Exercise aim:
Each line below should be retyped exactly, with no pictures.

Given information:
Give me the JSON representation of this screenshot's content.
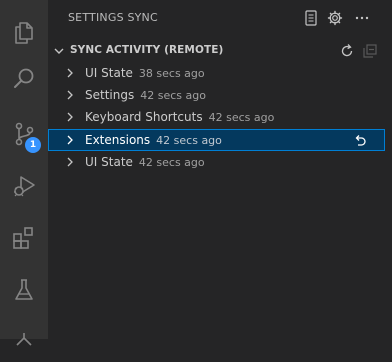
{
  "activity_bar": {
    "items": [
      {
        "icon": "files-icon"
      },
      {
        "icon": "search-icon"
      },
      {
        "icon": "source-control-icon",
        "badge": "1"
      },
      {
        "icon": "run-debug-icon"
      },
      {
        "icon": "extensions-icon"
      },
      {
        "icon": "testing-icon"
      },
      {
        "icon": "remote-icon"
      }
    ]
  },
  "sidebar": {
    "title": "SETTINGS SYNC",
    "header_actions": [
      "show-log-icon",
      "settings-gear-icon",
      "more-actions-icon"
    ]
  },
  "section": {
    "title": "SYNC ACTIVITY (REMOTE)",
    "actions": [
      "refresh-icon",
      "collapse-all-icon"
    ],
    "items": [
      {
        "label": "UI State",
        "description": "38 secs ago",
        "selected": false
      },
      {
        "label": "Settings",
        "description": "42 secs ago",
        "selected": false
      },
      {
        "label": "Keyboard Shortcuts",
        "description": "42 secs ago",
        "selected": false
      },
      {
        "label": "Extensions",
        "description": "42 secs ago",
        "selected": true,
        "action": "restore-icon"
      },
      {
        "label": "UI State",
        "description": "42 secs ago",
        "selected": false
      }
    ]
  },
  "colors": {
    "activity_bar_bg": "#333333",
    "sidebar_bg": "#252526",
    "selection_bg": "#04395e",
    "selection_border": "#007fd4",
    "badge_bg": "#3794ff"
  }
}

Solution:
Give me the JSON representation of this screenshot's content.
{
  "activity_bar": {
    "items": [
      {
        "icon": "files-icon"
      },
      {
        "icon": "search-icon"
      },
      {
        "icon": "source-control-icon",
        "badge": "1"
      },
      {
        "icon": "run-debug-icon"
      },
      {
        "icon": "extensions-icon"
      },
      {
        "icon": "testing-icon"
      },
      {
        "icon": "remote-icon"
      }
    ]
  },
  "sidebar": {
    "title": "SETTINGS SYNC",
    "header_actions": [
      "show-log-icon",
      "settings-gear-icon",
      "more-actions-icon"
    ]
  },
  "section": {
    "title": "SYNC ACTIVITY (REMOTE)",
    "actions": [
      "refresh-icon",
      "collapse-all-icon"
    ],
    "items": [
      {
        "label": "UI State",
        "description": "38 secs ago",
        "selected": false
      },
      {
        "label": "Settings",
        "description": "42 secs ago",
        "selected": false
      },
      {
        "label": "Keyboard Shortcuts",
        "description": "42 secs ago",
        "selected": false
      },
      {
        "label": "Extensions",
        "description": "42 secs ago",
        "selected": true,
        "action": "restore-icon"
      },
      {
        "label": "UI State",
        "description": "42 secs ago",
        "selected": false
      }
    ]
  },
  "colors": {
    "activity_bar_bg": "#333333",
    "sidebar_bg": "#252526",
    "selection_bg": "#04395e",
    "selection_border": "#007fd4",
    "badge_bg": "#3794ff"
  }
}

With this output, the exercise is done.